[Data records]
- - -
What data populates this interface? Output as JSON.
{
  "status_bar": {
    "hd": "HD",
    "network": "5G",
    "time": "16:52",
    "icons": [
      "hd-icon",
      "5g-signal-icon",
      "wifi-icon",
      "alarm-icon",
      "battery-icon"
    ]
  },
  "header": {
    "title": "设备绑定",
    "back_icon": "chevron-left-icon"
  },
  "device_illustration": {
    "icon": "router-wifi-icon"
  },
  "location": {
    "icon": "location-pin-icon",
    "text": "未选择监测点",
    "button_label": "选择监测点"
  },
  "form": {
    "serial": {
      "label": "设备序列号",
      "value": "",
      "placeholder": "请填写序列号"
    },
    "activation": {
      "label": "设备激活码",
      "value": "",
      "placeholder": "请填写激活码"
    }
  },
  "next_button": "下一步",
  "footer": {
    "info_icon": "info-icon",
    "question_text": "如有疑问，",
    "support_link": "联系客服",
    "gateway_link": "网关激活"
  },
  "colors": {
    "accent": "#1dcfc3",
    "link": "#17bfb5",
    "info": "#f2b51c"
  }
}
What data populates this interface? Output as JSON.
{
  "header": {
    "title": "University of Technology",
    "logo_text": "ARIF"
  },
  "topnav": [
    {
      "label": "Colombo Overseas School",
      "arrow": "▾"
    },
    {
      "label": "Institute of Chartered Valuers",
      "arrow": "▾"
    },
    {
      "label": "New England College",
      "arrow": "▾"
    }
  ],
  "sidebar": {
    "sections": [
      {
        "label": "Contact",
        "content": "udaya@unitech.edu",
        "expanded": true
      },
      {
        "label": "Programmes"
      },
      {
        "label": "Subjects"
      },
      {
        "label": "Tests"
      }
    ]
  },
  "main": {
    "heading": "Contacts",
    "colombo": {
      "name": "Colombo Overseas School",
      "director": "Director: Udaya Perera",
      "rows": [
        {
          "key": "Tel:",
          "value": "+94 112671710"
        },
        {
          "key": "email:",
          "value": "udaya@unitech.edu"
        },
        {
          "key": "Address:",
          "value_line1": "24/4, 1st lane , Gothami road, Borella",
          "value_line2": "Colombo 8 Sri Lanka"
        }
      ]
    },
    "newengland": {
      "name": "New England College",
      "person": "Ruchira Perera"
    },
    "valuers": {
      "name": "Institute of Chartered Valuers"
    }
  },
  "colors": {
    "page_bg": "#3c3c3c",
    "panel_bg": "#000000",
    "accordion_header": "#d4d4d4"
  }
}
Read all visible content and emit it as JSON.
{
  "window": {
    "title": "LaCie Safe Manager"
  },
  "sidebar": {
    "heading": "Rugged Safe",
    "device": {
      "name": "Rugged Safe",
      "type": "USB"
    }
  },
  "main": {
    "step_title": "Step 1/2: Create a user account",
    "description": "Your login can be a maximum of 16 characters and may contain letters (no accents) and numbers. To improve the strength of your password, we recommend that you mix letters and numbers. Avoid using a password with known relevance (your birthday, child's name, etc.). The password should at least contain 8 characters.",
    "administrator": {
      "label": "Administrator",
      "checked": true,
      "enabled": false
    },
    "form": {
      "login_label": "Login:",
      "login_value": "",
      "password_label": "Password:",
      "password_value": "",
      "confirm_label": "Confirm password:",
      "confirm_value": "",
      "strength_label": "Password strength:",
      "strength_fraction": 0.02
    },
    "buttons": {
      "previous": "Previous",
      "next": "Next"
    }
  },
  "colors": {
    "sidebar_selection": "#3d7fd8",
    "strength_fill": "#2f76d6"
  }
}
- - -
Your instructions: Copy each line from the records above that includes the string "College".

Result of this task:
      "label": "New England College",
      "name": "New England College",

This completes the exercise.